-- START OF Stored records --

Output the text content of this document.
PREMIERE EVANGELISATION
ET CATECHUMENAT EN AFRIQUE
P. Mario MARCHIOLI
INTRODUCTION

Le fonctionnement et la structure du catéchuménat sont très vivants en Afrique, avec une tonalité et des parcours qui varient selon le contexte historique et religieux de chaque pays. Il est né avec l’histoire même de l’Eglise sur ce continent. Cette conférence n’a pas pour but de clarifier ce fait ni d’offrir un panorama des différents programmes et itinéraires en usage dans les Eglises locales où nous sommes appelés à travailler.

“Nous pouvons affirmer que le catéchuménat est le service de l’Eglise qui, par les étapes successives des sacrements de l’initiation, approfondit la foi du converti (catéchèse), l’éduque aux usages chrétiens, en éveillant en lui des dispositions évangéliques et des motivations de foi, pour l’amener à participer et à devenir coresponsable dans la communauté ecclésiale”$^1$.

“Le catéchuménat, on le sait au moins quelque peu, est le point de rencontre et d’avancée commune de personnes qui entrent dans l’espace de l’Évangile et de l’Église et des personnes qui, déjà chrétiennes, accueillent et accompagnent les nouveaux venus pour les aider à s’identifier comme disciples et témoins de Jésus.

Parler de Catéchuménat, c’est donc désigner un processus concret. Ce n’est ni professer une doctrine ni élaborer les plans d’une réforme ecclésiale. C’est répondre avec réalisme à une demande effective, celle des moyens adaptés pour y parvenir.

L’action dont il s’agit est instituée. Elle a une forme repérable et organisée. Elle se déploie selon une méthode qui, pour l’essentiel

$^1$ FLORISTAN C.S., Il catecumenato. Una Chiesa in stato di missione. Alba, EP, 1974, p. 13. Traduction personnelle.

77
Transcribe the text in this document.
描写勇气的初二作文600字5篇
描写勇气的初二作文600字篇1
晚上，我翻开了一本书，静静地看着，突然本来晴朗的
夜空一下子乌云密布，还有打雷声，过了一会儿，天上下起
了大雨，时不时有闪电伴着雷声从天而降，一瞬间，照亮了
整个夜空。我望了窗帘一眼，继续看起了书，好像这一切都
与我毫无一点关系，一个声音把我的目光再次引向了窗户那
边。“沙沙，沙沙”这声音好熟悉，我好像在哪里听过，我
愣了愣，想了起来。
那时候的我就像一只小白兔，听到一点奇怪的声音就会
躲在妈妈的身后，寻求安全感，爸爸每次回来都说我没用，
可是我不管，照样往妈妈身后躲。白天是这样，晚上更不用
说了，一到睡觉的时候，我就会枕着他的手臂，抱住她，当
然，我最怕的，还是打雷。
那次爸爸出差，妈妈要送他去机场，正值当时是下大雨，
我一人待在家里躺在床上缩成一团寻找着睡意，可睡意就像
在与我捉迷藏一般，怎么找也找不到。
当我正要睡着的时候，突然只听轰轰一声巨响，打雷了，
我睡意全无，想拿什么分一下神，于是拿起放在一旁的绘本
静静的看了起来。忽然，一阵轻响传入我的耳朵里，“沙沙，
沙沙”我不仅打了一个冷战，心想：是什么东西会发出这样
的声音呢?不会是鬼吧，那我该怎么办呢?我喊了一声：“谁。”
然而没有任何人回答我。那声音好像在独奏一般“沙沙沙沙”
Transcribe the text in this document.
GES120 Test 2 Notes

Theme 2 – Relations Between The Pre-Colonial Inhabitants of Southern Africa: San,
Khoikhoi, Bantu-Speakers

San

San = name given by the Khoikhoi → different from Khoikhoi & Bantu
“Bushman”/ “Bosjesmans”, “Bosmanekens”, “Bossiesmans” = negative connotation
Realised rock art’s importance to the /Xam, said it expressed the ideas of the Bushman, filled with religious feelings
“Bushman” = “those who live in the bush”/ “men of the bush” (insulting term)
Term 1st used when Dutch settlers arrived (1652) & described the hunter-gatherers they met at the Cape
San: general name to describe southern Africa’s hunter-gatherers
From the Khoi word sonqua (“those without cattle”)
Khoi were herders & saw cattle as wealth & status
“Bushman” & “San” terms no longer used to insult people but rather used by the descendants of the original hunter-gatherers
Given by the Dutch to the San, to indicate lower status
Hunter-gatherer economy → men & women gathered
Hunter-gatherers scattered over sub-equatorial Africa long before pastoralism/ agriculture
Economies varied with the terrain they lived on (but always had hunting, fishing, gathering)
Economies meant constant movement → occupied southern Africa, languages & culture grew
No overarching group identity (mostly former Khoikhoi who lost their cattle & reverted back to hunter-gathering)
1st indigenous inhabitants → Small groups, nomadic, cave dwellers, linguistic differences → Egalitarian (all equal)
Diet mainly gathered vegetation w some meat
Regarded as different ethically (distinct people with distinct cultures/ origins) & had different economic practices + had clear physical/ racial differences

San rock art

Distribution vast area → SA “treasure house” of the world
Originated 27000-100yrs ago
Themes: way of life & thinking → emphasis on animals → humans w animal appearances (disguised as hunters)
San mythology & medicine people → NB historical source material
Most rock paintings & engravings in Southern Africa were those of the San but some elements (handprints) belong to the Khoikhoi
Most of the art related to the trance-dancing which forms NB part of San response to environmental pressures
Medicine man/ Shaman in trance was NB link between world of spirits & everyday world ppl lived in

-- END OF Stored records --

- The problem: Every line holding "Bushman" should be copied out.

- Exercise response:
“Bushman”/ “Bosjesmans”, “Bosmanekens”, “Bossiesmans” = negative connotation
Realised rock art’s importance to the /Xam, said it expressed the ideas of the Bushman, filled with religious feelings
“Bushman” = “those who live in the bush”/ “men of the bush” (insulting term)
“Bushman” & “San” terms no longer used to insult people but rather used by the descendants of the original hunter-gatherers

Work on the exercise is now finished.